BEGIN DATASET
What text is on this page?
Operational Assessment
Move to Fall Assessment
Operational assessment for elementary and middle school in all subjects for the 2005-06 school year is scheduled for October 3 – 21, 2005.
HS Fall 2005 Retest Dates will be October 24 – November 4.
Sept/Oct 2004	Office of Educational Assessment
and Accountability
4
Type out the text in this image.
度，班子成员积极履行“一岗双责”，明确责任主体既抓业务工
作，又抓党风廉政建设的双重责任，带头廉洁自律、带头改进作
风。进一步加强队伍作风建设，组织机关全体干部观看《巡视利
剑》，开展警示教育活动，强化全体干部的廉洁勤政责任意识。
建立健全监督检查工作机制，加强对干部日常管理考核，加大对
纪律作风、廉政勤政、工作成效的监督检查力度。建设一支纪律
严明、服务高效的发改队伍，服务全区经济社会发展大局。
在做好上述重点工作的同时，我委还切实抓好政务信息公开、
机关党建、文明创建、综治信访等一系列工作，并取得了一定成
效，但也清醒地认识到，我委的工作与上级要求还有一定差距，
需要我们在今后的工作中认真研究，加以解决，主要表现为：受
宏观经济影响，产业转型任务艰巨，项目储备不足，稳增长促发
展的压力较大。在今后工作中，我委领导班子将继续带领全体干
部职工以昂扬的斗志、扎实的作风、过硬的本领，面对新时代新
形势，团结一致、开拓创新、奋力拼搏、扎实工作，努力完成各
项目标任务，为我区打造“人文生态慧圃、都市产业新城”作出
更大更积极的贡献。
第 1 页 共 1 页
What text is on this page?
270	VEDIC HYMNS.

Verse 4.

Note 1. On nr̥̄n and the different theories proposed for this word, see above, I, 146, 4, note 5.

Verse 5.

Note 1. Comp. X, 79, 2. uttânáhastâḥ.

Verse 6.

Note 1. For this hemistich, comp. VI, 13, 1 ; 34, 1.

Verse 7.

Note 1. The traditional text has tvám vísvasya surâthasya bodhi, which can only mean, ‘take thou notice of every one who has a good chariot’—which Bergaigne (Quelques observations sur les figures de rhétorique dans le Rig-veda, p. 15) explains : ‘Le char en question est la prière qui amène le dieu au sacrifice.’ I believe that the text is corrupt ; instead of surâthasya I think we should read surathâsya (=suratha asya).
END DATASET
> **OBJECTIVE**: Copy out exactly the lines running from the line with "Type out the text in this image." to the end of the records, inclusive.

> **SOLUTION FOR THIS PROBLEM**:
Type out the text in this image.
度，班子成员积极履行“一岗双责”，明确责任主体既抓业务工
作，又抓党风廉政建设的双重责任，带头廉洁自律、带头改进作
风。进一步加强队伍作风建设，组织机关全体干部观看《巡视利
剑》，开展警示教育活动，强化全体干部的廉洁勤政责任意识。
建立健全监督检查工作机制，加强对干部日常管理考核，加大对
纪律作风、廉政勤政、工作成效的监督检查力度。建设一支纪律
严明、服务高效的发改队伍，服务全区经济社会发展大局。
在做好上述重点工作的同时，我委还切实抓好政务信息公开、
机关党建、文明创建、综治信访等一系列工作，并取得了一定成
效，但也清醒地认识到，我委的工作与上级要求还有一定差距，
需要我们在今后的工作中认真研究，加以解决，主要表现为：受
宏观经济影响，产业转型任务艰巨，项目储备不足，稳增长促发
展的压力较大。在今后工作中，我委领导班子将继续带领全体干
部职工以昂扬的斗志、扎实的作风、过硬的本领，面对新时代新
形势，团结一致、开拓创新、奋力拼搏、扎实工作，努力完成各
项目标任务，为我区打造“人文生态慧圃、都市产业新城”作出
更大更积极的贡献。
第 1 页 共 1 页
What text is on this page?
270	VEDIC HYMNS.

Verse 4.

Note 1. On nr̥̄n and the different theories proposed for this word, see above, I, 146, 4, note 5.

Verse 5.

Note 1. Comp. X, 79, 2. uttânáhastâḥ.

Verse 6.

Note 1. For this hemistich, comp. VI, 13, 1 ; 34, 1.

Verse 7.

Note 1. The traditional text has tvám vísvasya surâthasya bodhi, which can only mean, ‘take thou notice of every one who has a good chariot’—which Bergaigne (Quelques observations sur les figures de rhétorique dans le Rig-veda, p. 15) explains : ‘Le char en question est la prière qui amène le dieu au sacrifice.’ I believe that the text is corrupt ; instead of surâthasya I think we should read surathâsya (=suratha asya).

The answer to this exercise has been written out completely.